# Start of Records

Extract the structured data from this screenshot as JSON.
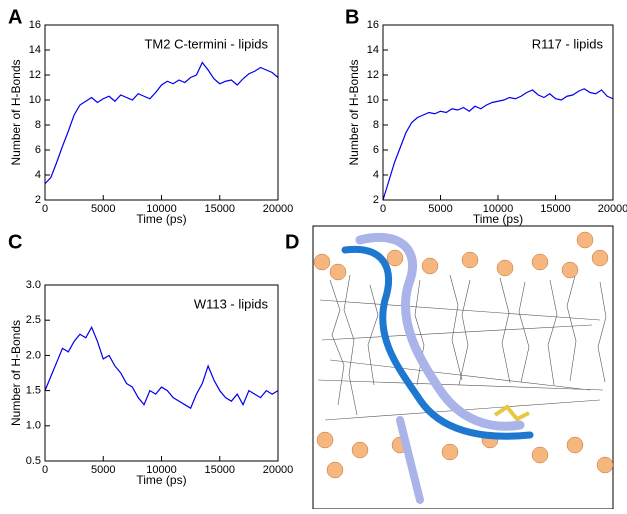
{
  "chart_data": [
    {
      "type": "line",
      "label": "A",
      "annotation": "TM2 C-termini - lipids",
      "xlabel": "Time (ps)",
      "ylabel": "Number of H-Bonds",
      "color": "#0000ee",
      "x": [
        0,
        500,
        1000,
        1500,
        2000,
        2500,
        3000,
        3500,
        4000,
        4500,
        5000,
        5500,
        6000,
        6500,
        7000,
        7500,
        8000,
        8500,
        9000,
        9500,
        10000,
        10500,
        11000,
        11500,
        12000,
        12500,
        13000,
        13500,
        14000,
        14500,
        15000,
        15500,
        16000,
        16500,
        17000,
        17500,
        18000,
        18500,
        19000,
        19500,
        20000
      ],
      "values": [
        3.3,
        3.8,
        5.0,
        6.3,
        7.5,
        8.8,
        9.6,
        9.9,
        10.2,
        9.8,
        10.1,
        10.3,
        9.9,
        10.4,
        10.2,
        10.0,
        10.5,
        10.3,
        10.1,
        10.6,
        11.2,
        11.5,
        11.3,
        11.6,
        11.4,
        11.8,
        12.0,
        13.0,
        12.4,
        11.7,
        11.3,
        11.5,
        11.6,
        11.2,
        11.7,
        12.1,
        12.3,
        12.6,
        12.4,
        12.2,
        11.8
      ],
      "xlim": [
        0,
        20000
      ],
      "xticks": [
        0,
        5000,
        10000,
        15000,
        20000
      ],
      "ylim": [
        2,
        16
      ],
      "yticks": [
        2,
        4,
        6,
        8,
        10,
        12,
        14,
        16
      ]
    },
    {
      "type": "line",
      "label": "B",
      "annotation": "R117 - lipids",
      "xlabel": "Time (ps)",
      "ylabel": "Number of H-Bonds",
      "color": "#0000ee",
      "x": [
        0,
        500,
        1000,
        1500,
        2000,
        2500,
        3000,
        3500,
        4000,
        4500,
        5000,
        5500,
        6000,
        6500,
        7000,
        7500,
        8000,
        8500,
        9000,
        9500,
        10000,
        10500,
        11000,
        11500,
        12000,
        12500,
        13000,
        13500,
        14000,
        14500,
        15000,
        15500,
        16000,
        16500,
        17000,
        17500,
        18000,
        18500,
        19000,
        19500,
        20000
      ],
      "values": [
        2.0,
        3.5,
        5.0,
        6.2,
        7.4,
        8.2,
        8.6,
        8.8,
        9.0,
        8.9,
        9.1,
        9.0,
        9.3,
        9.2,
        9.4,
        9.1,
        9.5,
        9.3,
        9.6,
        9.8,
        9.9,
        10.0,
        10.2,
        10.1,
        10.3,
        10.6,
        10.8,
        10.4,
        10.2,
        10.5,
        10.1,
        10.0,
        10.3,
        10.4,
        10.7,
        10.9,
        10.6,
        10.5,
        10.8,
        10.3,
        10.1
      ],
      "xlim": [
        0,
        20000
      ],
      "xticks": [
        0,
        5000,
        10000,
        15000,
        20000
      ],
      "ylim": [
        2,
        16
      ],
      "yticks": [
        2,
        4,
        6,
        8,
        10,
        12,
        14,
        16
      ]
    },
    {
      "type": "line",
      "label": "C",
      "annotation": "W113 - lipids",
      "xlabel": "Time (ps)",
      "ylabel": "Number of H-Bonds",
      "color": "#0000ee",
      "x": [
        0,
        500,
        1000,
        1500,
        2000,
        2500,
        3000,
        3500,
        4000,
        4500,
        5000,
        5500,
        6000,
        6500,
        7000,
        7500,
        8000,
        8500,
        9000,
        9500,
        10000,
        10500,
        11000,
        11500,
        12000,
        12500,
        13000,
        13500,
        14000,
        14500,
        15000,
        15500,
        16000,
        16500,
        17000,
        17500,
        18000,
        18500,
        19000,
        19500,
        20000
      ],
      "values": [
        1.5,
        1.7,
        1.9,
        2.1,
        2.05,
        2.2,
        2.3,
        2.25,
        2.4,
        2.2,
        1.95,
        2.0,
        1.85,
        1.75,
        1.6,
        1.55,
        1.4,
        1.3,
        1.5,
        1.45,
        1.55,
        1.5,
        1.4,
        1.35,
        1.3,
        1.25,
        1.45,
        1.6,
        1.85,
        1.65,
        1.5,
        1.4,
        1.35,
        1.45,
        1.3,
        1.5,
        1.45,
        1.4,
        1.5,
        1.45,
        1.5
      ],
      "xlim": [
        0,
        20000
      ],
      "xticks": [
        0,
        5000,
        10000,
        15000,
        20000
      ],
      "ylim": [
        0.5,
        3.0
      ],
      "yticks": [
        0.5,
        {
          "value": 1.0,
          "label": "1.0"
        },
        1.5,
        {
          "value": 2.0,
          "label": "2.0"
        },
        2.5,
        {
          "value": 3.0,
          "label": "3.0"
        }
      ]
    }
  ],
  "image": {
    "label": "D"
  }
}
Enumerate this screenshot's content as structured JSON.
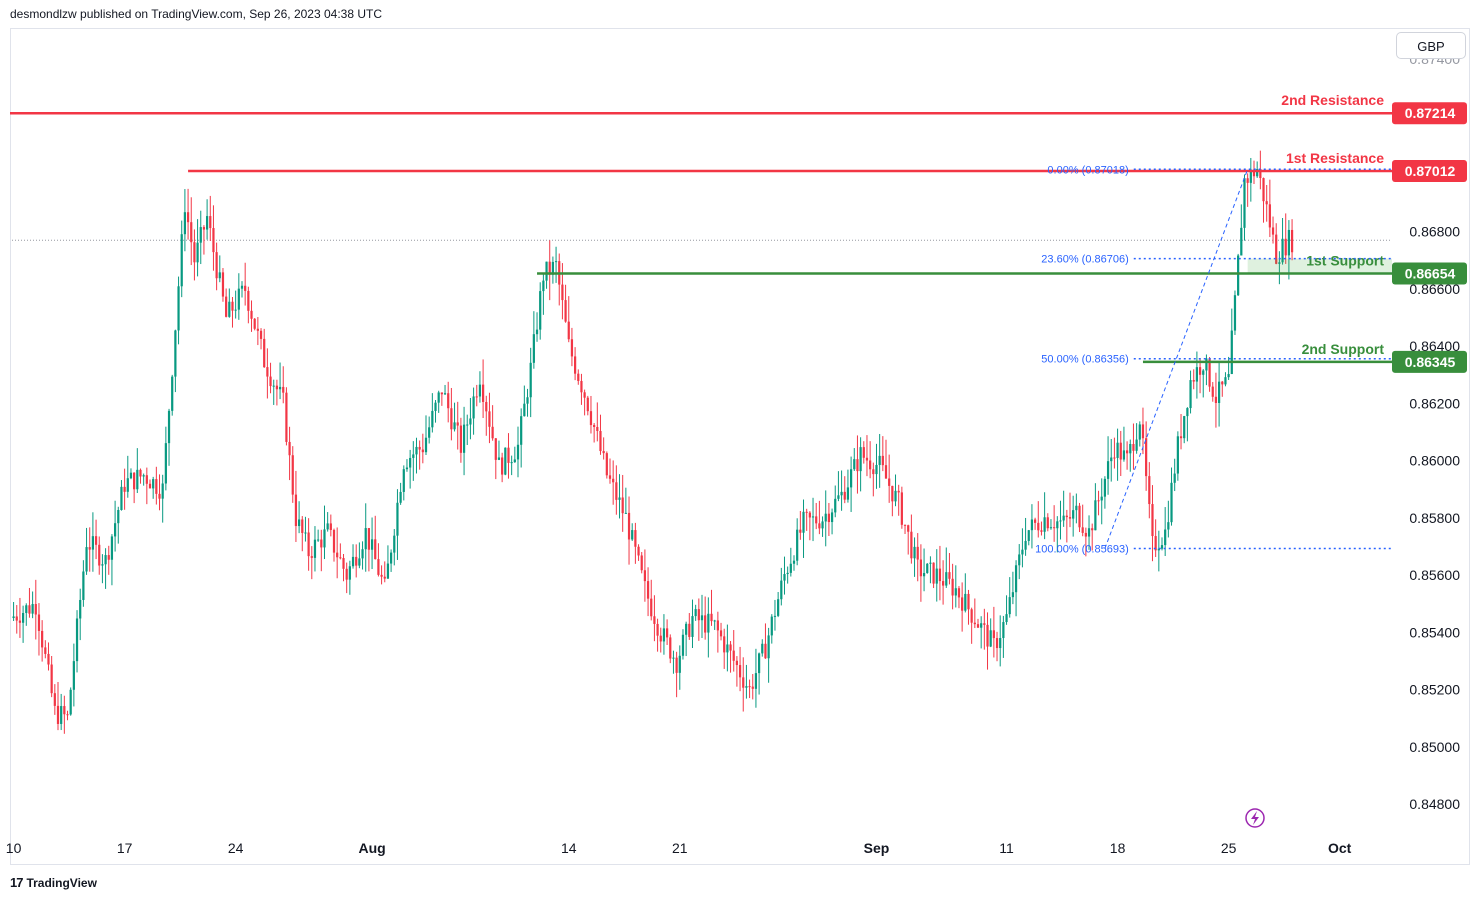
{
  "header": {
    "publisher_text": "desmondlzw published on TradingView.com, Sep 26, 2023 04:38 UTC"
  },
  "footer": {
    "logo_text": "TradingView",
    "logo_mark": "17"
  },
  "currency_button": {
    "label": "GBP"
  },
  "colors": {
    "up": "#089981",
    "down": "#f23645",
    "resistance": "#f23645",
    "support": "#388e3c",
    "fib": "#2962ff",
    "fib_label": "#2962ff",
    "axis_text": "#131722",
    "grid_dotted": "#9598a1"
  },
  "chart_data": {
    "type": "candlestick",
    "symbol_currency": "GBP",
    "ylim": [
      0.848,
      0.8747
    ],
    "y_ticks": [
      "0.84800",
      "0.85000",
      "0.85200",
      "0.85400",
      "0.85600",
      "0.85800",
      "0.86000",
      "0.86200",
      "0.86400",
      "0.86600",
      "0.86800"
    ],
    "y_tick_values": [
      0.848,
      0.85,
      0.852,
      0.854,
      0.856,
      0.858,
      0.86,
      0.862,
      0.864,
      0.866,
      0.868
    ],
    "top_partial_tick": "0.87400",
    "x_ticks": [
      {
        "label": "10",
        "bar": 0
      },
      {
        "label": "17",
        "bar": 35
      },
      {
        "label": "24",
        "bar": 70
      },
      {
        "label": "Aug",
        "bar": 113
      },
      {
        "label": "14",
        "bar": 175
      },
      {
        "label": "21",
        "bar": 210
      },
      {
        "label": "Sep",
        "bar": 272
      },
      {
        "label": "11",
        "bar": 313
      },
      {
        "label": "18",
        "bar": 348
      },
      {
        "label": "25",
        "bar": 383
      },
      {
        "label": "Oct",
        "bar": 418
      }
    ],
    "total_bars": 435,
    "last_price": 0.8677,
    "levels": [
      {
        "name": "2nd Resistance",
        "label": "2nd Resistance",
        "price": 0.87214,
        "price_label": "0.87214",
        "kind": "resistance",
        "from_bar": 0
      },
      {
        "name": "1st Resistance",
        "label": "1st Resistance",
        "price": 0.87012,
        "price_label": "0.87012",
        "kind": "resistance",
        "from_bar": 55
      },
      {
        "name": "1st Support",
        "label": "1st Support",
        "price": 0.86654,
        "price_label": "0.86654",
        "kind": "support",
        "from_bar": 165
      },
      {
        "name": "2nd Support",
        "label": "2nd Support",
        "price": 0.86345,
        "price_label": "0.86345",
        "kind": "support",
        "from_bar": 356
      }
    ],
    "fib_levels": [
      {
        "ratio": "0.00%",
        "price": 0.87018,
        "label": "0.00% (0.87018)",
        "from_bar": 320
      },
      {
        "ratio": "23.60%",
        "price": 0.86706,
        "label": "23.60% (0.86706)",
        "from_bar": 320
      },
      {
        "ratio": "50.00%",
        "price": 0.86356,
        "label": "50.00% (0.86356)",
        "from_bar": 320
      },
      {
        "ratio": "100.00%",
        "price": 0.85693,
        "label": "100.00% (0.85693)",
        "from_bar": 320
      }
    ],
    "fib_trend": {
      "from_bar": 344,
      "from_price": 0.85693,
      "to_bar": 389,
      "to_price": 0.87018
    },
    "path": [
      [
        0,
        0.8545
      ],
      [
        8,
        0.855
      ],
      [
        14,
        0.8512
      ],
      [
        18,
        0.851
      ],
      [
        24,
        0.8572
      ],
      [
        30,
        0.8565
      ],
      [
        36,
        0.8592
      ],
      [
        42,
        0.8595
      ],
      [
        48,
        0.859
      ],
      [
        55,
        0.869
      ],
      [
        58,
        0.867
      ],
      [
        62,
        0.8685
      ],
      [
        68,
        0.865
      ],
      [
        74,
        0.866
      ],
      [
        80,
        0.8635
      ],
      [
        86,
        0.862
      ],
      [
        90,
        0.858
      ],
      [
        94,
        0.8568
      ],
      [
        100,
        0.8575
      ],
      [
        106,
        0.856
      ],
      [
        112,
        0.8575
      ],
      [
        118,
        0.8555
      ],
      [
        124,
        0.86
      ],
      [
        130,
        0.8605
      ],
      [
        136,
        0.8625
      ],
      [
        142,
        0.8605
      ],
      [
        148,
        0.863
      ],
      [
        154,
        0.8598
      ],
      [
        160,
        0.8605
      ],
      [
        164,
        0.8632
      ],
      [
        168,
        0.8665
      ],
      [
        172,
        0.8668
      ],
      [
        176,
        0.864
      ],
      [
        182,
        0.862
      ],
      [
        188,
        0.8595
      ],
      [
        194,
        0.858
      ],
      [
        200,
        0.8555
      ],
      [
        205,
        0.854
      ],
      [
        210,
        0.853
      ],
      [
        215,
        0.8545
      ],
      [
        222,
        0.8542
      ],
      [
        228,
        0.853
      ],
      [
        233,
        0.852
      ],
      [
        238,
        0.8535
      ],
      [
        244,
        0.856
      ],
      [
        250,
        0.8578
      ],
      [
        256,
        0.858
      ],
      [
        262,
        0.8588
      ],
      [
        268,
        0.8602
      ],
      [
        274,
        0.8598
      ],
      [
        280,
        0.8585
      ],
      [
        286,
        0.8562
      ],
      [
        292,
        0.856
      ],
      [
        298,
        0.8555
      ],
      [
        304,
        0.8545
      ],
      [
        310,
        0.8535
      ],
      [
        314,
        0.8545
      ],
      [
        320,
        0.8575
      ],
      [
        326,
        0.858
      ],
      [
        332,
        0.8578
      ],
      [
        336,
        0.8582
      ],
      [
        340,
        0.8575
      ],
      [
        344,
        0.859
      ],
      [
        348,
        0.8605
      ],
      [
        352,
        0.86
      ],
      [
        356,
        0.8615
      ],
      [
        360,
        0.857
      ],
      [
        364,
        0.8575
      ],
      [
        368,
        0.8605
      ],
      [
        372,
        0.8628
      ],
      [
        376,
        0.8635
      ],
      [
        380,
        0.8622
      ],
      [
        384,
        0.8628
      ],
      [
        386,
        0.8655
      ],
      [
        389,
        0.8698
      ],
      [
        393,
        0.8702
      ],
      [
        396,
        0.8688
      ],
      [
        399,
        0.8672
      ],
      [
        403,
        0.8677
      ]
    ],
    "seed": 7
  }
}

# End of Records

* _Exercise directions_:
Every line that holds the string "TradingView" should be returned.

* _Exercise solution_:
    "publisher_text": "desmondlzw published on TradingView.com, Sep 26, 2023 04:38 UTC"
    "logo_text": "TradingView",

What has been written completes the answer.